Problem:
Skip the images and copy each record exactly as written.
==============================
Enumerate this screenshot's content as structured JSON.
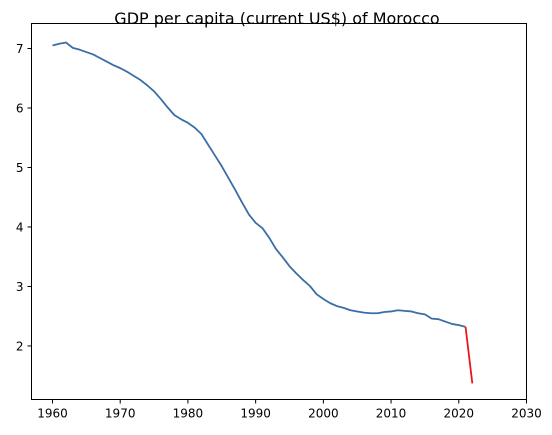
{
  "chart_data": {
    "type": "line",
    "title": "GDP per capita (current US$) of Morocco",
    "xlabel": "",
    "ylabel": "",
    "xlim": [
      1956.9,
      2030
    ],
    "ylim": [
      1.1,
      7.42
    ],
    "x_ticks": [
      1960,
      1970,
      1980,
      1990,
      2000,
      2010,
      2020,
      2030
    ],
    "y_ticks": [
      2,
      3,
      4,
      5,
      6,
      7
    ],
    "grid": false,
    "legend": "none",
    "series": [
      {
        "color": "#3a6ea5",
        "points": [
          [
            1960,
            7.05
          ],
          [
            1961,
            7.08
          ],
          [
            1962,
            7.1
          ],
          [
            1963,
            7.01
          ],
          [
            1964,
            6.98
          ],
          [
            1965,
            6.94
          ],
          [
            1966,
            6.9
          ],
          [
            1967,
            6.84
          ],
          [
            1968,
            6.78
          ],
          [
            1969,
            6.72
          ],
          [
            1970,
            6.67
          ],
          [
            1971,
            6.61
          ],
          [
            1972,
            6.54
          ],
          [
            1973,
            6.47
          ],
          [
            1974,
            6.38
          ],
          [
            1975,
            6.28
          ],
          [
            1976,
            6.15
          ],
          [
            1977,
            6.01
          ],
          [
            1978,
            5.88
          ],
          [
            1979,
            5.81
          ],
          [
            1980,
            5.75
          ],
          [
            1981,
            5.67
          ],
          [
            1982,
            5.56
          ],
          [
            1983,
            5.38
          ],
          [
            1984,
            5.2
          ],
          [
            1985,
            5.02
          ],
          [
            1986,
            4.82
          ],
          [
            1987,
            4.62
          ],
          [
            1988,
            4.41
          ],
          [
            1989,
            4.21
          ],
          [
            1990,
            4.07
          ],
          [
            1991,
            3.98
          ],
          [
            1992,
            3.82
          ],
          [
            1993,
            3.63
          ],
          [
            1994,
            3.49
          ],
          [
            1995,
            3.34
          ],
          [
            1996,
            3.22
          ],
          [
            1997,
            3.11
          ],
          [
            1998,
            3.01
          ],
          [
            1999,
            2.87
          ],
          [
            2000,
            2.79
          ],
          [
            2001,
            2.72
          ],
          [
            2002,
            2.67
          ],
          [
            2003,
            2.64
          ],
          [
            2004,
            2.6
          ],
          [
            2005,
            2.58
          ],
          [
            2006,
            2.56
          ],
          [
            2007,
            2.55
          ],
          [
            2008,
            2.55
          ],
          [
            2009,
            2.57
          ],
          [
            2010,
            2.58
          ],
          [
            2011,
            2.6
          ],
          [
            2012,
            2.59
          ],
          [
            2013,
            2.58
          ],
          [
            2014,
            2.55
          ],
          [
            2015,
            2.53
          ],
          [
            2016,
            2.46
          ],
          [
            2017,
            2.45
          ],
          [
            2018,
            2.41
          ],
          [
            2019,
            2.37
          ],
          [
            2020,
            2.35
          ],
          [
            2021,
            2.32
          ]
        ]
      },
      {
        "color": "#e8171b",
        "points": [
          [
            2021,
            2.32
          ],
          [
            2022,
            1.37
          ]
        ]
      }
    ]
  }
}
==============================
Answer to the exercise:
Enumerate this screenshot's content as structured JSON.
{
  "chart_data": {
    "type": "line",
    "title": "GDP per capita (current US$) of Morocco",
    "xlabel": "",
    "ylabel": "",
    "xlim": [
      1956.9,
      2030
    ],
    "ylim": [
      1.1,
      7.42
    ],
    "x_ticks": [
      1960,
      1970,
      1980,
      1990,
      2000,
      2010,
      2020,
      2030
    ],
    "y_ticks": [
      2,
      3,
      4,
      5,
      6,
      7
    ],
    "grid": false,
    "legend": "none",
    "series": [
      {
        "color": "#3a6ea5",
        "points": [
          [
            1960,
            7.05
          ],
          [
            1961,
            7.08
          ],
          [
            1962,
            7.1
          ],
          [
            1963,
            7.01
          ],
          [
            1964,
            6.98
          ],
          [
            1965,
            6.94
          ],
          [
            1966,
            6.9
          ],
          [
            1967,
            6.84
          ],
          [
            1968,
            6.78
          ],
          [
            1969,
            6.72
          ],
          [
            1970,
            6.67
          ],
          [
            1971,
            6.61
          ],
          [
            1972,
            6.54
          ],
          [
            1973,
            6.47
          ],
          [
            1974,
            6.38
          ],
          [
            1975,
            6.28
          ],
          [
            1976,
            6.15
          ],
          [
            1977,
            6.01
          ],
          [
            1978,
            5.88
          ],
          [
            1979,
            5.81
          ],
          [
            1980,
            5.75
          ],
          [
            1981,
            5.67
          ],
          [
            1982,
            5.56
          ],
          [
            1983,
            5.38
          ],
          [
            1984,
            5.2
          ],
          [
            1985,
            5.02
          ],
          [
            1986,
            4.82
          ],
          [
            1987,
            4.62
          ],
          [
            1988,
            4.41
          ],
          [
            1989,
            4.21
          ],
          [
            1990,
            4.07
          ],
          [
            1991,
            3.98
          ],
          [
            1992,
            3.82
          ],
          [
            1993,
            3.63
          ],
          [
            1994,
            3.49
          ],
          [
            1995,
            3.34
          ],
          [
            1996,
            3.22
          ],
          [
            1997,
            3.11
          ],
          [
            1998,
            3.01
          ],
          [
            1999,
            2.87
          ],
          [
            2000,
            2.79
          ],
          [
            2001,
            2.72
          ],
          [
            2002,
            2.67
          ],
          [
            2003,
            2.64
          ],
          [
            2004,
            2.6
          ],
          [
            2005,
            2.58
          ],
          [
            2006,
            2.56
          ],
          [
            2007,
            2.55
          ],
          [
            2008,
            2.55
          ],
          [
            2009,
            2.57
          ],
          [
            2010,
            2.58
          ],
          [
            2011,
            2.6
          ],
          [
            2012,
            2.59
          ],
          [
            2013,
            2.58
          ],
          [
            2014,
            2.55
          ],
          [
            2015,
            2.53
          ],
          [
            2016,
            2.46
          ],
          [
            2017,
            2.45
          ],
          [
            2018,
            2.41
          ],
          [
            2019,
            2.37
          ],
          [
            2020,
            2.35
          ],
          [
            2021,
            2.32
          ]
        ]
      },
      {
        "color": "#e8171b",
        "points": [
          [
            2021,
            2.32
          ],
          [
            2022,
            1.37
          ]
        ]
      }
    ]
  }
}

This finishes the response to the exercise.